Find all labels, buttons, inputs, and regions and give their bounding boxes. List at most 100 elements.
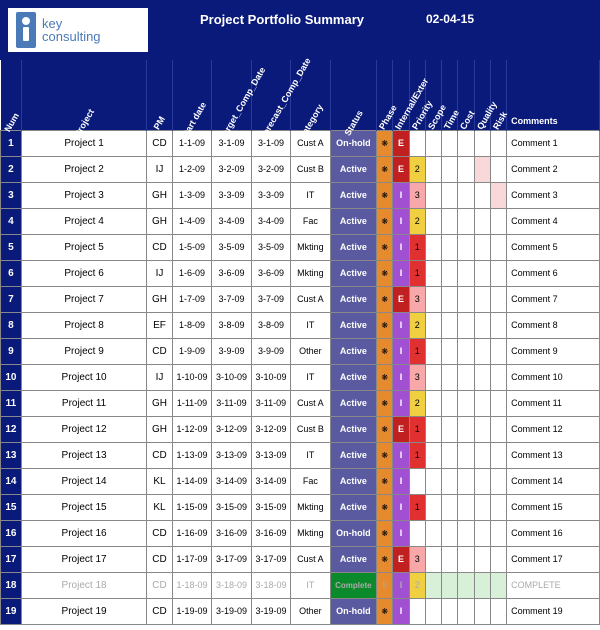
cell-priority: 3 bbox=[409, 286, 425, 312]
cell-risk bbox=[490, 494, 506, 520]
cell-phase: ❋ bbox=[377, 442, 393, 468]
cell-forecast: 3-3-09 bbox=[251, 182, 290, 208]
cell-target: 3-5-09 bbox=[212, 234, 251, 260]
cell-target: 3-14-09 bbox=[212, 468, 251, 494]
cell-pm: KL bbox=[147, 494, 173, 520]
cell-status: Active bbox=[330, 156, 376, 182]
cell-comment: Comment 9 bbox=[507, 338, 600, 364]
cell-pm: IJ bbox=[147, 156, 173, 182]
cell-ie: I bbox=[393, 312, 409, 338]
cell-project: Project 1 bbox=[21, 130, 146, 156]
cell-status: Active bbox=[330, 338, 376, 364]
col-ie: Internal/Exter bbox=[393, 60, 409, 130]
cell-ie: I bbox=[393, 208, 409, 234]
cell-scope bbox=[425, 312, 441, 338]
cell-scope bbox=[425, 286, 441, 312]
table-row: 17Project 17CD1-17-093-17-093-17-09Cust … bbox=[1, 546, 600, 572]
cell-comment: Comment 10 bbox=[507, 364, 600, 390]
cell-time bbox=[442, 286, 458, 312]
cell-priority: 3 bbox=[409, 364, 425, 390]
cell-ie: I bbox=[393, 572, 409, 598]
cell-priority: 2 bbox=[409, 572, 425, 598]
cell-comment: Comment 8 bbox=[507, 312, 600, 338]
cell-comment: Comment 11 bbox=[507, 390, 600, 416]
cell-pm: GH bbox=[147, 390, 173, 416]
logo-text: key consulting bbox=[42, 17, 101, 43]
cell-status: Active bbox=[330, 364, 376, 390]
cell-cost bbox=[458, 182, 474, 208]
cell-pm: GH bbox=[147, 416, 173, 442]
cell-quality bbox=[474, 234, 490, 260]
col-comments: Comments bbox=[507, 60, 600, 130]
cell-phase: ❋ bbox=[377, 364, 393, 390]
cell-forecast: 3-18-09 bbox=[251, 572, 290, 598]
cell-time bbox=[442, 338, 458, 364]
cell-comment: Comment 13 bbox=[507, 442, 600, 468]
cell-ie: I bbox=[393, 494, 409, 520]
cell-pm: CD bbox=[147, 130, 173, 156]
cell-cost bbox=[458, 572, 474, 598]
cell-priority: 1 bbox=[409, 234, 425, 260]
cell-phase: ❋ bbox=[377, 260, 393, 286]
cell-start: 1-8-09 bbox=[172, 312, 211, 338]
logo: key consulting bbox=[8, 8, 148, 52]
cell-risk bbox=[490, 208, 506, 234]
cell-category: Cust A bbox=[291, 390, 330, 416]
cell-phase: ❋ bbox=[377, 208, 393, 234]
cell-cost bbox=[458, 442, 474, 468]
cell-risk bbox=[490, 442, 506, 468]
cell-risk bbox=[490, 130, 506, 156]
cell-target: 3-16-09 bbox=[212, 520, 251, 546]
cell-phase: ❋ bbox=[377, 416, 393, 442]
cell-time bbox=[442, 234, 458, 260]
cell-start: 1-11-09 bbox=[172, 390, 211, 416]
cell-risk bbox=[490, 468, 506, 494]
cell-pm: GH bbox=[147, 286, 173, 312]
cell-scope bbox=[425, 208, 441, 234]
cell-status: Active bbox=[330, 494, 376, 520]
cell-status: Active bbox=[330, 468, 376, 494]
table-row: 6Project 6IJ1-6-093-6-093-6-09MktingActi… bbox=[1, 260, 600, 286]
cell-project: Project 4 bbox=[21, 208, 146, 234]
cell-forecast: 3-4-09 bbox=[251, 208, 290, 234]
cell-project: Project 18 bbox=[21, 572, 146, 598]
col-cost: Cost bbox=[458, 60, 474, 130]
cell-ie: I bbox=[393, 442, 409, 468]
cell-cost bbox=[458, 364, 474, 390]
cell-risk bbox=[490, 546, 506, 572]
cell-priority: 1 bbox=[409, 442, 425, 468]
cell-start: 1-12-09 bbox=[172, 416, 211, 442]
cell-pm: EF bbox=[147, 312, 173, 338]
cell-quality bbox=[474, 260, 490, 286]
cell-start: 1-15-09 bbox=[172, 494, 211, 520]
cell-cost bbox=[458, 234, 474, 260]
cell-forecast: 3-13-09 bbox=[251, 442, 290, 468]
table-row: 11Project 11GH1-11-093-11-093-11-09Cust … bbox=[1, 390, 600, 416]
cell-project: Project 19 bbox=[21, 598, 146, 624]
cell-phase: 5 bbox=[377, 572, 393, 598]
table-row: 5Project 5CD1-5-093-5-093-5-09MktingActi… bbox=[1, 234, 600, 260]
cell-scope bbox=[425, 234, 441, 260]
cell-ie: I bbox=[393, 520, 409, 546]
cell-risk bbox=[490, 572, 506, 598]
cell-scope bbox=[425, 260, 441, 286]
cell-time bbox=[442, 416, 458, 442]
col-scope: Scope bbox=[425, 60, 441, 130]
table-row: 15Project 15KL1-15-093-15-093-15-09Mktin… bbox=[1, 494, 600, 520]
cell-risk bbox=[490, 260, 506, 286]
cell-forecast: 3-11-09 bbox=[251, 390, 290, 416]
cell-start: 1-7-09 bbox=[172, 286, 211, 312]
cell-phase: ❋ bbox=[377, 598, 393, 624]
cell-forecast: 3-16-09 bbox=[251, 520, 290, 546]
cell-time bbox=[442, 390, 458, 416]
cell-project: Project 13 bbox=[21, 442, 146, 468]
cell-risk bbox=[490, 312, 506, 338]
cell-priority: 3 bbox=[409, 546, 425, 572]
cell-phase: ❋ bbox=[377, 546, 393, 572]
table-row: 8Project 8EF1-8-093-8-093-8-09ITActive❋I… bbox=[1, 312, 600, 338]
cell-target: 3-12-09 bbox=[212, 416, 251, 442]
cell-phase: ❋ bbox=[377, 338, 393, 364]
cell-status: Active bbox=[330, 234, 376, 260]
cell-time bbox=[442, 130, 458, 156]
cell-phase: ❋ bbox=[377, 468, 393, 494]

---

PROBLEM TO WORK ON>
Turn each line of the listing above into an entry of a numbered list, leaving out blank lines. Skip the pictures.

THE RESPONSE>
1. Find all labels, buttons, inputs, and regions and give their bounding boxes. List at most 100 elements.
2. cell-priority: 3 bbox=[409, 286, 425, 312]
3. cell-risk bbox=[490, 494, 506, 520]
4. cell-phase: ❋ bbox=[377, 442, 393, 468]
5. cell-forecast: 3-3-09 bbox=[251, 182, 290, 208]
6. cell-target: 3-5-09 bbox=[212, 234, 251, 260]
7. cell-target: 3-14-09 bbox=[212, 468, 251, 494]
8. cell-pm: KL bbox=[147, 494, 173, 520]
9. cell-status: Active bbox=[330, 156, 376, 182]
10. cell-comment: Comment 9 bbox=[507, 338, 600, 364]
11. cell-pm: IJ bbox=[147, 156, 173, 182]
12. cell-ie: I bbox=[393, 312, 409, 338]
13. cell-project: Project 1 bbox=[21, 130, 146, 156]
14. cell-status: Active bbox=[330, 338, 376, 364]
15. col-ie: Internal/Exter bbox=[393, 60, 409, 130]
16. cell-ie: I bbox=[393, 208, 409, 234]
17. cell-scope bbox=[425, 312, 441, 338]
18. cell-scope bbox=[425, 286, 441, 312]
19. table-row: 17Project 17CD1-17-093-17-093-17-09Cust … bbox=[1, 546, 600, 572]
20. cell-comment: Comment 10 bbox=[507, 364, 600, 390]
21. cell-time bbox=[442, 286, 458, 312]
22. cell-priority: 3 bbox=[409, 364, 425, 390]
23. cell-ie: I bbox=[393, 572, 409, 598]
24. cell-priority: 2 bbox=[409, 572, 425, 598]
25. cell-comment: Comment 8 bbox=[507, 312, 600, 338]
26. cell-comment: Comment 11 bbox=[507, 390, 600, 416]
27. cell-pm: GH bbox=[147, 390, 173, 416]
28. logo-text: key consulting bbox=[42, 17, 101, 43]
29. cell-status: Active bbox=[330, 364, 376, 390]
30. cell-cost bbox=[458, 182, 474, 208]
31. cell-pm: GH bbox=[147, 416, 173, 442]
32. cell-quality bbox=[474, 234, 490, 260]
33. col-comments: Comments bbox=[507, 60, 600, 130]
34. cell-phase: ❋ bbox=[377, 364, 393, 390]
35. cell-forecast: 3-18-09 bbox=[251, 572, 290, 598]
36. cell-time bbox=[442, 338, 458, 364]
37. cell-comment: Comment 13 bbox=[507, 442, 600, 468]
38. cell-ie: I bbox=[393, 494, 409, 520]
39. cell-pm: CD bbox=[147, 130, 173, 156]
40. cell-cost bbox=[458, 572, 474, 598]
41. cell-priority: 1 bbox=[409, 234, 425, 260]
42. cell-phase: ❋ bbox=[377, 260, 393, 286]
43. cell-start: 1-8-09 bbox=[172, 312, 211, 338]
44. logo: key consulting bbox=[8, 8, 148, 52]
45. cell-risk bbox=[490, 208, 506, 234]
46. cell-category: Cust A bbox=[291, 390, 330, 416]
47. cell-phase: ❋ bbox=[377, 208, 393, 234]
48. cell-cost bbox=[458, 442, 474, 468]
49. cell-risk bbox=[490, 442, 506, 468]
50. cell-risk bbox=[490, 130, 506, 156]
51. cell-target: 3-16-09 bbox=[212, 520, 251, 546]
52. cell-phase: ❋ bbox=[377, 416, 393, 442]
53. cell-time bbox=[442, 234, 458, 260]
54. cell-start: 1-11-09 bbox=[172, 390, 211, 416]
55. cell-risk bbox=[490, 468, 506, 494]
56. cell-pm: GH bbox=[147, 286, 173, 312]
57. cell-scope bbox=[425, 208, 441, 234]
58. cell-status: Active bbox=[330, 494, 376, 520]
59. cell-status: Active bbox=[330, 468, 376, 494]
60. table-row: 6Project 6IJ1-6-093-6-093-6-09MktingActi… bbox=[1, 260, 600, 286]
61. cell-project: Project 4 bbox=[21, 208, 146, 234]
62. cell-forecast: 3-4-09 bbox=[251, 208, 290, 234]
63. cell-project: Project 18 bbox=[21, 572, 146, 598]
64. col-cost: Cost bbox=[458, 60, 474, 130]
65. cell-ie: I bbox=[393, 442, 409, 468]
66. cell-cost bbox=[458, 364, 474, 390]
67. cell-risk bbox=[490, 546, 506, 572]
68. cell-priority: 1 bbox=[409, 442, 425, 468]
69. cell-start: 1-12-09 bbox=[172, 416, 211, 442]
70. cell-pm: EF bbox=[147, 312, 173, 338]
71. cell-quality bbox=[474, 260, 490, 286]
72. cell-start: 1-15-09 bbox=[172, 494, 211, 520]
73. cell-cost bbox=[458, 234, 474, 260]
74. cell-forecast: 3-13-09 bbox=[251, 442, 290, 468]
75. table-row: 11Project 11GH1-11-093-11-093-11-09Cust … bbox=[1, 390, 600, 416]
76. cell-project: Project 19 bbox=[21, 598, 146, 624]
77. cell-phase: 5 bbox=[377, 572, 393, 598]
78. table-row: 5Project 5CD1-5-093-5-093-5-09MktingActi… bbox=[1, 234, 600, 260]
79. cell-scope bbox=[425, 234, 441, 260]
80. cell-ie: I bbox=[393, 520, 409, 546]
81. cell-risk bbox=[490, 572, 506, 598]
82. cell-scope bbox=[425, 260, 441, 286]
83. cell-time bbox=[442, 416, 458, 442]
84. col-scope: Scope bbox=[425, 60, 441, 130]
85. table-row: 15Project 15KL1-15-093-15-093-15-09Mktin… bbox=[1, 494, 600, 520]
86. cell-risk bbox=[490, 260, 506, 286]
87. cell-forecast: 3-11-09 bbox=[251, 390, 290, 416]
88. cell-start: 1-7-09 bbox=[172, 286, 211, 312]
89. cell-phase: ❋ bbox=[377, 598, 393, 624]
90. cell-forecast: 3-16-09 bbox=[251, 520, 290, 546]
91. cell-time bbox=[442, 390, 458, 416]
92. cell-project: Project 13 bbox=[21, 442, 146, 468]
93. cell-risk bbox=[490, 312, 506, 338]
94. cell-priority: 3 bbox=[409, 546, 425, 572]
95. cell-phase: ❋ bbox=[377, 546, 393, 572]
96. table-row: 8Project 8EF1-8-093-8-093-8-09ITActive❋I… bbox=[1, 312, 600, 338]
97. cell-target: 3-12-09 bbox=[212, 416, 251, 442]
98. cell-phase: ❋ bbox=[377, 338, 393, 364]
99. cell-status: Active bbox=[330, 234, 376, 260]
100. cell-time bbox=[442, 130, 458, 156]
101. cell-phase: ❋ bbox=[377, 468, 393, 494]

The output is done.